*AUFGABENSTELLUNG*.
Übernehmen Sie sämtliche Zeilen aller Einträge unverändert. Die Bilder bleiben in der Antwort weg.

*VERFÜGBARE DATEN*.
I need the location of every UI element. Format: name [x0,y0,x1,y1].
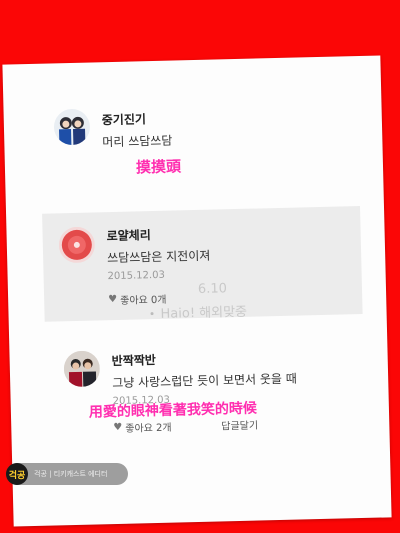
watermark-logo: 걱공 [6,463,28,485]
reply-button[interactable]: 답글달기 [221,417,258,433]
avatar[interactable] [53,108,91,146]
reply-label: 답글달기 [221,420,259,433]
ghost-text-1: 6.10 [197,281,228,297]
ghost-text-2: Haio! 해외맞중 [160,304,248,322]
watermark-text: 걱공 | 티키캐스트 에디터 [34,470,108,478]
comment-author[interactable]: 중기진기 [102,110,147,128]
like-button[interactable]: ♥ 좋아요 2개 [113,419,172,435]
comment-text: 그냥 사랑스럽단 듯이 보면서 웃을 때 [112,371,298,391]
avatar-photo-icon [53,108,91,146]
like-count: 좋아요 2개 [125,422,172,435]
heart-icon: ♥ [108,293,118,306]
comment-date: 2015.12.03 [107,269,166,283]
heart-icon: ♥ [113,421,123,434]
comment-author[interactable]: 반짝짝반 [111,351,157,369]
watermark: 걱공 걱공 | 티키캐스트 에디터 [6,463,128,485]
subtitle-caption: 摸摸頭 [135,157,182,177]
like-button[interactable]: ♥ 좋아요 0개 [108,291,167,307]
avatar-photo-icon [63,350,101,388]
ghost-bullet [150,312,154,316]
comment-author[interactable]: 로얄체리 [106,226,151,244]
like-count: 좋아요 0개 [120,294,167,307]
comment-card: 6.10 Haio! 해외맞중 중기진기 머리 쓰담쓰담 摸摸頭 로얄체리 쓰담… [2,55,392,527]
comment-text: 쓰담쓰담은 지전이져 [107,248,211,266]
avatar[interactable] [63,350,101,388]
comment-text: 머리 쓰담쓰담 [102,133,173,150]
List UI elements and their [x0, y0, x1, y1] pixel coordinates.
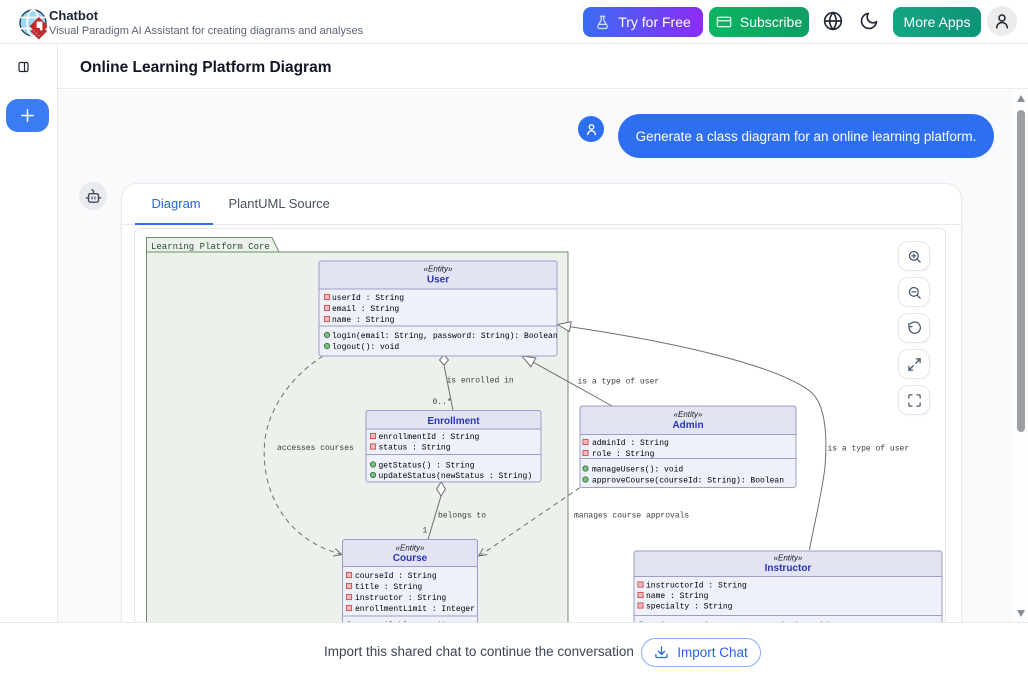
svg-text:Instructor: Instructor [765, 563, 812, 574]
svg-text:is a type of user: is a type of user [578, 378, 660, 387]
svg-text:title : String: title : String [355, 583, 422, 592]
svg-text:«Entity»: «Entity» [396, 544, 425, 553]
svg-text:belongs to: belongs to [438, 512, 486, 521]
svg-text:instructor : String: instructor : String [355, 594, 446, 603]
svg-text:instructorId : String: instructorId : String [646, 582, 747, 591]
svg-text:Admin: Admin [672, 420, 703, 431]
svg-text:specialty : String: specialty : String [646, 603, 733, 612]
svg-text:courseId : String: courseId : String [355, 572, 437, 581]
svg-text:enrollmentId : String: enrollmentId : String [379, 433, 480, 442]
svg-text:status : String: status : String [379, 444, 451, 453]
svg-text:name : String: name : String [332, 316, 395, 325]
svg-text:manageUsers(): void: manageUsers(): void [592, 466, 683, 475]
svg-text:«Entity»: «Entity» [424, 265, 453, 274]
svg-text:User: User [427, 275, 449, 286]
svg-text:role : String: role : String [592, 450, 655, 459]
svg-text:Learning Platform Core: Learning Platform Core [151, 242, 270, 252]
svg-text:enrollmentLimit : Integer: enrollmentLimit : Integer [355, 605, 475, 614]
svg-text:Enrollment: Enrollment [427, 416, 480, 427]
svg-text:manages course approvals: manages course approvals [574, 512, 689, 521]
svg-text:login(email: String, password:: login(email: String, password: String): … [332, 332, 558, 341]
svg-text:userId : String: userId : String [332, 294, 404, 303]
svg-text:is enrolled in: is enrolled in [447, 377, 514, 386]
svg-text:logout(): void: logout(): void [332, 343, 399, 352]
svg-text:email : String: email : String [332, 305, 399, 314]
svg-text:updateStatus(newStatus : Strin: updateStatus(newStatus : String) [379, 472, 533, 481]
svg-text:0..*: 0..* [433, 398, 452, 407]
svg-text:name : String: name : String [646, 592, 709, 601]
svg-text:approveCourse(courseId: String: approveCourse(courseId: String): Boolean [592, 477, 784, 486]
svg-text:«Entity»: «Entity» [674, 410, 703, 419]
svg-text:adminId : String: adminId : String [592, 439, 669, 448]
svg-text:Course: Course [393, 553, 428, 564]
svg-text:«Entity»: «Entity» [774, 554, 803, 563]
svg-text:1: 1 [423, 527, 428, 536]
svg-text:accesses courses: accesses courses [277, 444, 354, 453]
svg-text:getStatus() : String: getStatus() : String [379, 462, 475, 471]
svg-text:is a type of user: is a type of user [828, 445, 910, 454]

*ERGEBNIS*.
I need the location of every UI element. Format: name [x0,y0,x1,y1].
watermark-logo: 걱공 [6,463,28,485]
reply-button[interactable]: 답글달기 [221,417,258,433]
avatar[interactable] [53,108,91,146]
reply-label: 답글달기 [221,420,259,433]
ghost-text-1: 6.10 [197,281,228,297]
ghost-text-2: Haio! 해외맞중 [160,304,248,322]
watermark-text: 걱공 | 티키캐스트 에디터 [34,470,108,478]
comment-author[interactable]: 중기진기 [102,110,147,128]
like-button[interactable]: ♥ 좋아요 2개 [113,419,172,435]
comment-text: 그냥 사랑스럽단 듯이 보면서 웃을 때 [112,371,298,391]
avatar-photo-icon [53,108,91,146]
like-count: 좋아요 2개 [125,422,172,435]
heart-icon: ♥ [108,293,118,306]
comment-date: 2015.12.03 [107,269,166,283]
heart-icon: ♥ [113,421,123,434]
comment-author[interactable]: 반짝짝반 [111,351,157,369]
watermark: 걱공 걱공 | 티키캐스트 에디터 [6,463,128,485]
subtitle-caption: 摸摸頭 [135,157,182,177]
like-button[interactable]: ♥ 좋아요 0개 [108,291,167,307]
avatar-photo-icon [63,350,101,388]
ghost-bullet [150,312,154,316]
comment-author[interactable]: 로얄체리 [106,226,151,244]
like-count: 좋아요 0개 [120,294,167,307]
comment-card: 6.10 Haio! 해외맞중 중기진기 머리 쓰담쓰담 摸摸頭 로얄체리 쓰담… [2,55,392,527]
comment-text: 쓰담쓰담은 지전이져 [107,248,211,266]
avatar[interactable] [63,350,101,388]
comment-text: 머리 쓰담쓰담 [102,133,173,150]
List UI elements and their [x0, y0, x1, y1] pixel coordinates.
svg-text:Instructor: Instructor [765, 563, 812, 574]
svg-text:is a type of user: is a type of user [578, 378, 660, 387]
svg-text:title : String: title : String [355, 583, 422, 592]
svg-text:«Entity»: «Entity» [396, 544, 425, 553]
svg-text:belongs to: belongs to [438, 512, 486, 521]
svg-text:instructor : String: instructor : String [355, 594, 446, 603]
svg-text:instructorId : String: instructorId : String [646, 582, 747, 591]
svg-text:Admin: Admin [672, 420, 703, 431]
svg-text:specialty : String: specialty : String [646, 603, 733, 612]
svg-text:courseId : String: courseId : String [355, 572, 437, 581]
svg-text:enrollmentId : String: enrollmentId : String [379, 433, 480, 442]
svg-text:status : String: status : String [379, 444, 451, 453]
svg-text:name : String: name : String [332, 316, 395, 325]
svg-text:manageUsers(): void: manageUsers(): void [592, 466, 683, 475]
svg-text:«Entity»: «Entity» [424, 265, 453, 274]
svg-text:User: User [427, 275, 449, 286]
svg-text:role : String: role : String [592, 450, 655, 459]
svg-text:Learning Platform Core: Learning Platform Core [151, 242, 270, 252]
svg-text:enrollmentLimit : Integer: enrollmentLimit : Integer [355, 605, 475, 614]
svg-text:Enrollment: Enrollment [427, 416, 480, 427]
svg-text:manages course approvals: manages course approvals [574, 512, 689, 521]
svg-text:login(email: String, password:: login(email: String, password: String): … [332, 332, 558, 341]
svg-text:userId : String: userId : String [332, 294, 404, 303]
svg-text:is enrolled in: is enrolled in [447, 377, 514, 386]
svg-text:logout(): void: logout(): void [332, 343, 399, 352]
svg-text:email : String: email : String [332, 305, 399, 314]
svg-text:updateStatus(newStatus : Strin: updateStatus(newStatus : String) [379, 472, 533, 481]
svg-text:0..*: 0..* [433, 398, 452, 407]
svg-text:name : String: name : String [646, 592, 709, 601]
svg-text:approveCourse(courseId: String: approveCourse(courseId: String): Boolean [592, 477, 784, 486]
svg-text:«Entity»: «Entity» [674, 410, 703, 419]
svg-text:adminId : String: adminId : String [592, 439, 669, 448]
svg-text:Course: Course [393, 553, 428, 564]
svg-text:«Entity»: «Entity» [774, 554, 803, 563]
svg-text:1: 1 [423, 527, 428, 536]
svg-text:accesses courses: accesses courses [277, 444, 354, 453]
svg-text:getStatus() : String: getStatus() : String [379, 462, 475, 471]
svg-text:is a type of user: is a type of user [828, 445, 910, 454]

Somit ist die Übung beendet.